◆ EXERCISES TO COMPLETE:
- a) In the Tutwiler Hotel text, rename "Ridgeley Ballroom" as "Grand Ballroom" and write out the passage starting with "The hotel’s advertising" and going on through "additional meeting facilities.".
- b) In the Tutwiler Hotel text, what size is the canvas Michael Swann painted the hotel portrait on?

◆ DOCUMENT TEXT:
○ ○ ○

Birmingham, AL—The Tutwiler Hotel’s busiest weekend of the year is the third weekend in June, when thousands of Birmingham residents and visitors line up just outside of the hotel courtyard to enjoy the wide variety of music featured on City Stages, Birmingham’s annual music festival. With this captive audience right at their door, the hotel saw a perfect opportunity to promote its $7.2 million restoration project.
The hotel embraced the festival atmosphere and hired Birmingham artist Michael Swann to paint a giant portrait of the historic hotel on an 8- by 10-foot canvas hung on scaffolding positioned only a few feet from the festival entrance. A banner above read “Pardon Our Preservation: Renovations Underway This Summer.”
“The idea behind the campaign is to position The Tutwiler as a historic work of art,” said William Murray, president of Integral Hospitality Solutions, which bought the hotel in March. “We want people to know that the renovation project as focused on preserving The Tutwiler’s historic beauty and restoring the hotel to its original grandeur.”
The hotel’s advertising campaign, “Pardon Our Preservation,” features an oil painting of the hotel and a worker on a ladder painting a work of art. Having Swann work on a “real” painting of the hotel in “real” time during the festival next to a picture of an artist painting the same hotel, enabled the concert crowd to experience a fun cycle of life imitating art imitating life. “The live art event was a great way to show the City Stages fans that we were interested and involved in the event,” said Bryan Groover, general manager, The Tutwiler. “It made our guests and tens of thousands of City Stages patrons aware that The Tutwiler is about to be a whole new hotel.”
The historic hotel features 1,870-square-foot Ridgeley Ballroom, several boardrooms, and 4,000 square feet of additional meeting facilities.

○ ○ ○

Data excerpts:
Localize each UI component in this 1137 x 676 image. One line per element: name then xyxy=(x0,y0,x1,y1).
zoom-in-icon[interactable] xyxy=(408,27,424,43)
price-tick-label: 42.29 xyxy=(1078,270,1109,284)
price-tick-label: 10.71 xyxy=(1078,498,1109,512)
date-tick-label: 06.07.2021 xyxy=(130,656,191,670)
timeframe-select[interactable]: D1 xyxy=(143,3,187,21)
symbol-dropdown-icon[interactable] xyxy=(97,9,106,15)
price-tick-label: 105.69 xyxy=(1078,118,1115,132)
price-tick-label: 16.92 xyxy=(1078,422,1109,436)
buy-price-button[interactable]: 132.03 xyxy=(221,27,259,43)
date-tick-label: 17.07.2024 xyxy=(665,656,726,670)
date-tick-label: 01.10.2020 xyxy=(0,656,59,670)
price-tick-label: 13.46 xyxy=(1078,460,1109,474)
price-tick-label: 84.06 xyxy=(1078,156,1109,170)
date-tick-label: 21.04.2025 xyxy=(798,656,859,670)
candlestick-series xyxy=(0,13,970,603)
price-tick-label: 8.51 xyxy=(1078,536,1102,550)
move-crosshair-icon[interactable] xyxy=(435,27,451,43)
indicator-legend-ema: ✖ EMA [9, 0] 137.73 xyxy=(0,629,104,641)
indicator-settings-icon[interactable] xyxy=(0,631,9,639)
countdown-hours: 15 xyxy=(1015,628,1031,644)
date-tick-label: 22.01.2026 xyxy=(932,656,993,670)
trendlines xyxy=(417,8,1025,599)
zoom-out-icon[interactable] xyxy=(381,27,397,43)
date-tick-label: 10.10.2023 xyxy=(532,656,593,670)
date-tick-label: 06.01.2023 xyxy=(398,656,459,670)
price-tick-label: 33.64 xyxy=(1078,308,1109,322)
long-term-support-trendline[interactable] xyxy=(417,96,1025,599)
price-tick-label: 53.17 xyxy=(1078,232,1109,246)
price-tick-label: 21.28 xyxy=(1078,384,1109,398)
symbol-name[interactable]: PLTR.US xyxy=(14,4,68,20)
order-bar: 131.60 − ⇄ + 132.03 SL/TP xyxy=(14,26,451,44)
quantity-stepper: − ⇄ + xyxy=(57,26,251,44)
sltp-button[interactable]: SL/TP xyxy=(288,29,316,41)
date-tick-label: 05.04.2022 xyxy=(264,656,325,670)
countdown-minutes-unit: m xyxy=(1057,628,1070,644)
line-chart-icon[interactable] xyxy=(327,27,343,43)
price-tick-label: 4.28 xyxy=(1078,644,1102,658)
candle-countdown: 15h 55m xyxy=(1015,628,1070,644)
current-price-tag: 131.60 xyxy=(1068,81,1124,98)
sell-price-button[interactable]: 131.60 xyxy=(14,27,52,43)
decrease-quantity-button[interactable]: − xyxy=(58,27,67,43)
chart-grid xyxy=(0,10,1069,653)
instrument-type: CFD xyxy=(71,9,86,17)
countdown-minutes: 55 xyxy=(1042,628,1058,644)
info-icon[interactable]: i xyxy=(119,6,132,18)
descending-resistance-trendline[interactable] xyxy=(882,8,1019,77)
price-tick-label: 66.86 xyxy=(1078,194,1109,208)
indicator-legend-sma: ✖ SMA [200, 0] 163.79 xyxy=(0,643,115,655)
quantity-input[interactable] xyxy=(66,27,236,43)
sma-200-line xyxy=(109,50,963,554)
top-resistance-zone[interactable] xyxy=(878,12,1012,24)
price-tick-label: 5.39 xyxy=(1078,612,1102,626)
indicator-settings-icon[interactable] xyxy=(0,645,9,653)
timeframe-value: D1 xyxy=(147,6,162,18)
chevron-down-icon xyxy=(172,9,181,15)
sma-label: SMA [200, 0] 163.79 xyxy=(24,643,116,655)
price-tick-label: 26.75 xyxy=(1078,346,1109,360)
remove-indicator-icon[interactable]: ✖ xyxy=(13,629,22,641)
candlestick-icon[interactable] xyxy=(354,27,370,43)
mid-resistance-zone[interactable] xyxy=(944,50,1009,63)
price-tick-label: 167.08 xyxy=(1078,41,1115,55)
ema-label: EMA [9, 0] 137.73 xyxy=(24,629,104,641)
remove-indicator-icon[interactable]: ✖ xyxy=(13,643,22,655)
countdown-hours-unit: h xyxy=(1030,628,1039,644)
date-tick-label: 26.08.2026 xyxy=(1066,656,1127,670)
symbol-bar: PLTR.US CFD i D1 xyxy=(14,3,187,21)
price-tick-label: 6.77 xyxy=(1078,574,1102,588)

○ ○ ○

◆ RESULTS OF THE EXERCISE:
- a)
The hotel’s advertising campaign, “Pardon Our Preservation,” features an oil painting of the hotel and a worker on a ladder painting a work of art. Having Swann work on a “real” painting of the hotel in “real” time during the festival next to a picture of an artist painting the same hotel, enabled the concert crowd to experience a fun cycle of life imitating art imitating life. “The live art event was a great way to show the City Stages fans that we were interested and involved in the event,” said Bryan Groover, general manager, The Tutwiler. “It made our guests and tens of thousands of City Stages patrons aware that The Tutwiler is about to be a whole new hotel.”
The historic hotel features 1,870-square-foot Grand Ballroom, several boardrooms, and 4,000 square feet of additional meeting facilities.

- b) 8 by 10 feet